RECORDS SUPPLIED –
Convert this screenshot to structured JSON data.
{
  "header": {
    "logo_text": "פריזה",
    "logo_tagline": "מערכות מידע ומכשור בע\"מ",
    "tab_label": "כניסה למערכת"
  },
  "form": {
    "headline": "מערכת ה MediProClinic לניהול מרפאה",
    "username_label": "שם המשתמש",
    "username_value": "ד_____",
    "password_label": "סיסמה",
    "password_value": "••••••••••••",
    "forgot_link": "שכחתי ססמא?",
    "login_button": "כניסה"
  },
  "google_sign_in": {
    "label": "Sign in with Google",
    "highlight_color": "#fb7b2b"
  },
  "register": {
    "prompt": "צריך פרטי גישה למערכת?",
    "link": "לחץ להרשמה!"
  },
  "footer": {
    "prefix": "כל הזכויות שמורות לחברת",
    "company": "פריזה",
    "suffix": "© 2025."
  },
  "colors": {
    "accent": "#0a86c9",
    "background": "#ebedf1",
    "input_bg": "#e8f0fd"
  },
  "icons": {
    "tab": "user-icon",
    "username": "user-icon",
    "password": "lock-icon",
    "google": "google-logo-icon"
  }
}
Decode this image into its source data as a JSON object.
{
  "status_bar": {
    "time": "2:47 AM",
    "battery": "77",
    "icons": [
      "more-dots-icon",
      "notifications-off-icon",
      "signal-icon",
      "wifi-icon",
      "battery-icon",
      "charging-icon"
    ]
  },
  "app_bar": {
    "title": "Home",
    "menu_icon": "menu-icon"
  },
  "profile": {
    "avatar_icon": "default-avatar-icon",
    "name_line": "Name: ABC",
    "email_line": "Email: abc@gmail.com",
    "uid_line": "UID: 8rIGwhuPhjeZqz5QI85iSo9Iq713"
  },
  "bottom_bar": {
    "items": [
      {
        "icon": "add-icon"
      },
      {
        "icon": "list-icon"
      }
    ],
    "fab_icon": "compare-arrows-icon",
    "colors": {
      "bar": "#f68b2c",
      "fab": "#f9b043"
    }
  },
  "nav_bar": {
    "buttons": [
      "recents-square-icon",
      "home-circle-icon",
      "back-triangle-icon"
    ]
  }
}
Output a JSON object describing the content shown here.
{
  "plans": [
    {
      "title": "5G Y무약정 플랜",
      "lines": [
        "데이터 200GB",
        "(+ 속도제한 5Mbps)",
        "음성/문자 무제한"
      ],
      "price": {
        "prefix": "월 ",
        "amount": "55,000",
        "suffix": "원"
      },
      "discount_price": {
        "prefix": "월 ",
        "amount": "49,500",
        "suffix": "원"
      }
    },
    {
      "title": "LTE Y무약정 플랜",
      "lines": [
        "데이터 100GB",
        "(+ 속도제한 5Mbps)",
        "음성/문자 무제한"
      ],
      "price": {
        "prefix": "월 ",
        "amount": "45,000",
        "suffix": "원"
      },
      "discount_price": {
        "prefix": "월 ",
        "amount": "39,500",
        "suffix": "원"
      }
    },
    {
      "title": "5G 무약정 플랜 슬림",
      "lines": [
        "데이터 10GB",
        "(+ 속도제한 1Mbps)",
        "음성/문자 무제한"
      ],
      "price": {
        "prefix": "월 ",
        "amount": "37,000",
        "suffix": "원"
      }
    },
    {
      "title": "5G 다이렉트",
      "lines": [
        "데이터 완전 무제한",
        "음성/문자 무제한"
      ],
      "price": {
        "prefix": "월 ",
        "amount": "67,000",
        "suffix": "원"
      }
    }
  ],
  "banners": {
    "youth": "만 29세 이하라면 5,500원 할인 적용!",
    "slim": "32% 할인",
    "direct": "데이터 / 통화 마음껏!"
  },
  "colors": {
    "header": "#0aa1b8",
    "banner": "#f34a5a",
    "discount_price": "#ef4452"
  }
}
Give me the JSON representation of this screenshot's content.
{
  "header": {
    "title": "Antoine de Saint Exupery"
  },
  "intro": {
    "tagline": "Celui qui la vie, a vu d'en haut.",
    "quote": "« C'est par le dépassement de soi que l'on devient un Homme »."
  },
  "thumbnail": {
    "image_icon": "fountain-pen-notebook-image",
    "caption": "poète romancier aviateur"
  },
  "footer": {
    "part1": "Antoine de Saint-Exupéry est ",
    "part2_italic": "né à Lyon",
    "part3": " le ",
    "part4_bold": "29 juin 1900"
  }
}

GIVEN EXERCISE – Beginning at the line that contains "Output a JSON", retype each line of the listing up to and including the last one, exactly as it stands, and nothing else.

EXERCISE RESPONSE –
Output a JSON object describing the content shown here.
{
  "plans": [
    {
      "title": "5G Y무약정 플랜",
      "lines": [
        "데이터 200GB",
        "(+ 속도제한 5Mbps)",
        "음성/문자 무제한"
      ],
      "price": {
        "prefix": "월 ",
        "amount": "55,000",
        "suffix": "원"
      },
      "discount_price": {
        "prefix": "월 ",
        "amount": "49,500",
        "suffix": "원"
      }
    },
    {
      "title": "LTE Y무약정 플랜",
      "lines": [
        "데이터 100GB",
        "(+ 속도제한 5Mbps)",
        "음성/문자 무제한"
      ],
      "price": {
        "prefix": "월 ",
        "amount": "45,000",
        "suffix": "원"
      },
      "discount_price": {
        "prefix": "월 ",
        "amount": "39,500",
        "suffix": "원"
      }
    },
    {
      "title": "5G 무약정 플랜 슬림",
      "lines": [
        "데이터 10GB",
        "(+ 속도제한 1Mbps)",
        "음성/문자 무제한"
      ],
      "price": {
        "prefix": "월 ",
        "amount": "37,000",
        "suffix": "원"
      }
    },
    {
      "title": "5G 다이렉트",
      "lines": [
        "데이터 완전 무제한",
        "음성/문자 무제한"
      ],
      "price": {
        "prefix": "월 ",
        "amount": "67,000",
        "suffix": "원"
      }
    }
  ],
  "banners": {
    "youth": "만 29세 이하라면 5,500원 할인 적용!",
    "slim": "32% 할인",
    "direct": "데이터 / 통화 마음껏!"
  },
  "colors": {
    "header": "#0aa1b8",
    "banner": "#f34a5a",
    "discount_price": "#ef4452"
  }
}
Give me the JSON representation of this screenshot's content.
{
  "header": {
    "title": "Antoine de Saint Exupery"
  },
  "intro": {
    "tagline": "Celui qui la vie, a vu d'en haut.",
    "quote": "« C'est par le dépassement de soi que l'on devient un Homme »."
  },
  "thumbnail": {
    "image_icon": "fountain-pen-notebook-image",
    "caption": "poète romancier aviateur"
  },
  "footer": {
    "part1": "Antoine de Saint-Exupéry est ",
    "part2_italic": "né à Lyon",
    "part3": " le ",
    "part4_bold": "29 juin 1900"
  }
}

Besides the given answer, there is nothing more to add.